Task material –
--------------------------------------------------
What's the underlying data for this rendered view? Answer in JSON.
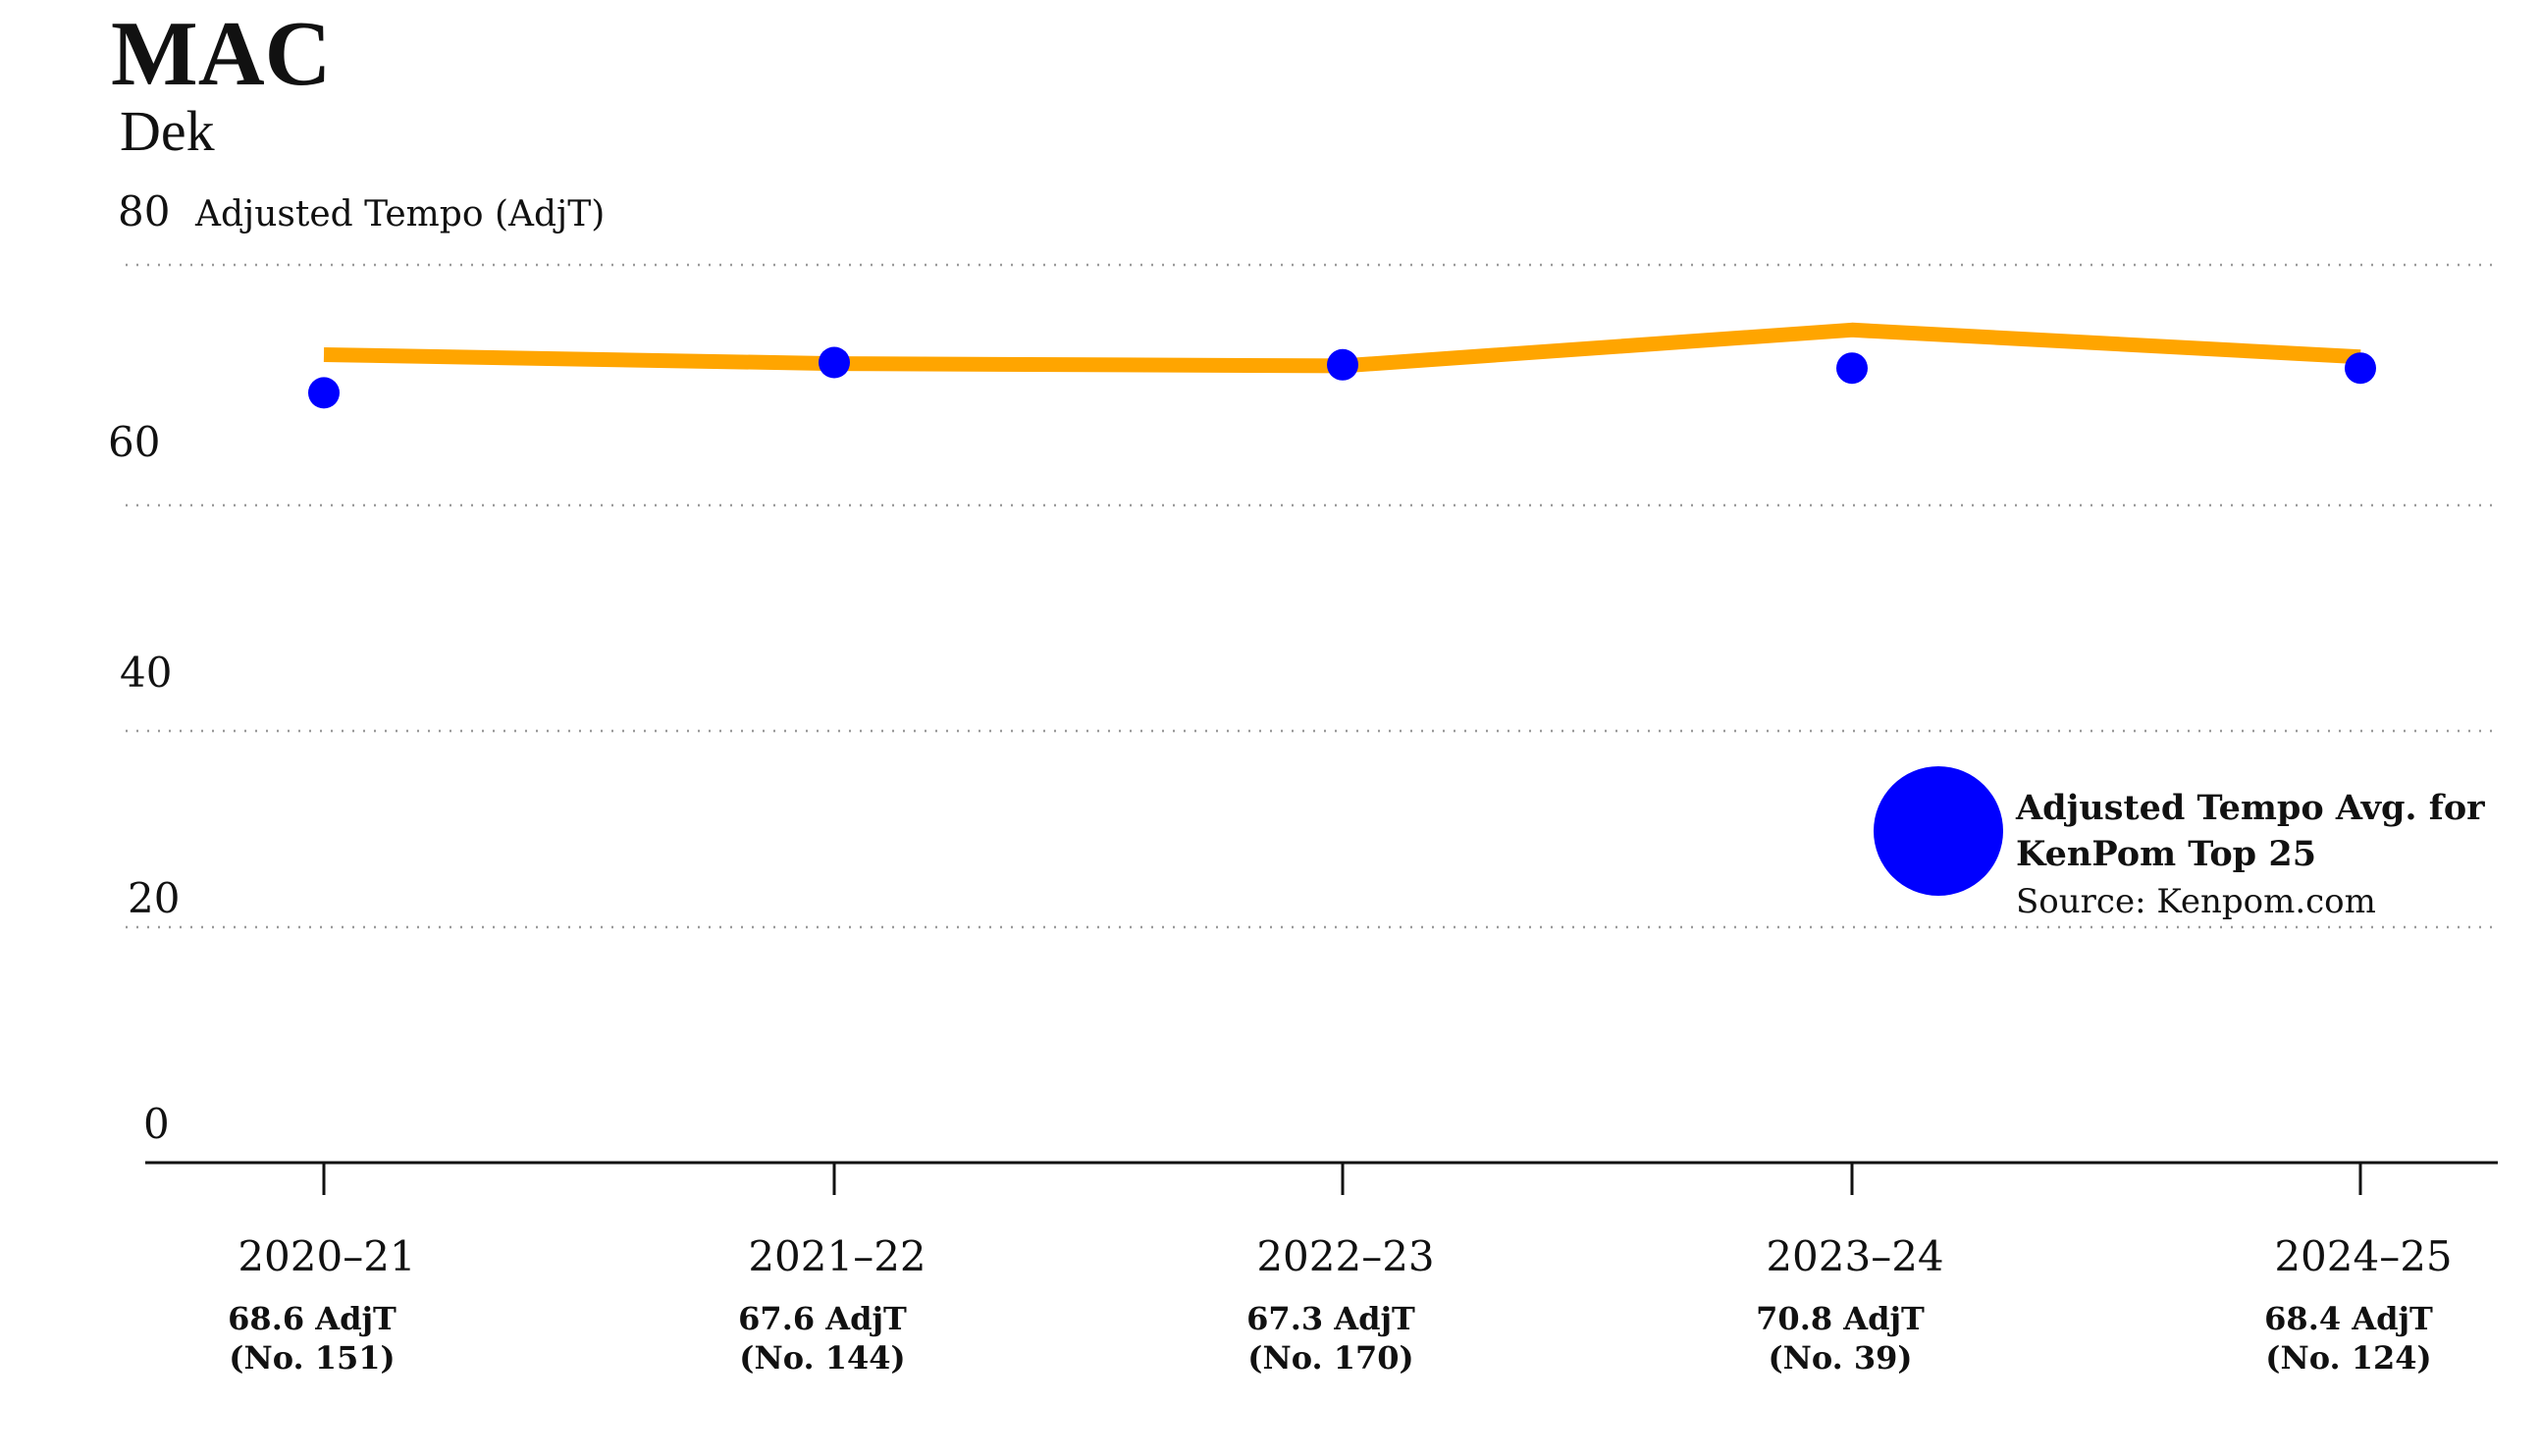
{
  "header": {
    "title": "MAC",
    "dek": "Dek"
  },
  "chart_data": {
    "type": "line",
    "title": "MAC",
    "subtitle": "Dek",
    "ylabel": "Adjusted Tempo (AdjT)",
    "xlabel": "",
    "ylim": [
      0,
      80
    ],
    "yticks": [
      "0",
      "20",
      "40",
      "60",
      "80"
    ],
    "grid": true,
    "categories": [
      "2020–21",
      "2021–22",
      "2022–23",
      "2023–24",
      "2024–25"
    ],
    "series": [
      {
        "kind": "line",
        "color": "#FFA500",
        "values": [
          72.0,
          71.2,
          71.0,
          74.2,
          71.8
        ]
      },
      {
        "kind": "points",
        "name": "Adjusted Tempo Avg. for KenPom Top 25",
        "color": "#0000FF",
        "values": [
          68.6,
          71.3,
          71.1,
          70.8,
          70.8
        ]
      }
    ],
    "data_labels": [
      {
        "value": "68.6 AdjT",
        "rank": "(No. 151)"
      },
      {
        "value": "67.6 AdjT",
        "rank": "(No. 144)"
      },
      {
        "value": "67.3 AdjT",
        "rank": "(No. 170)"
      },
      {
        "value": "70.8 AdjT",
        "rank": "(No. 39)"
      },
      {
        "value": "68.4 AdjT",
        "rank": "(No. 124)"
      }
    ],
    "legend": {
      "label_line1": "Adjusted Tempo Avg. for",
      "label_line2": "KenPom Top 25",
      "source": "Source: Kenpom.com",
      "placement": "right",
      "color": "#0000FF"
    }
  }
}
--------------------------------------------------
Task description – Where a line in the entries holds "Tempo", copy that line.

Result for this task –
    "ylabel": "Adjusted Tempo (AdjT)",
        "name": "Adjusted Tempo Avg. for KenPom Top 25",
      "label_line1": "Adjusted Tempo Avg. for",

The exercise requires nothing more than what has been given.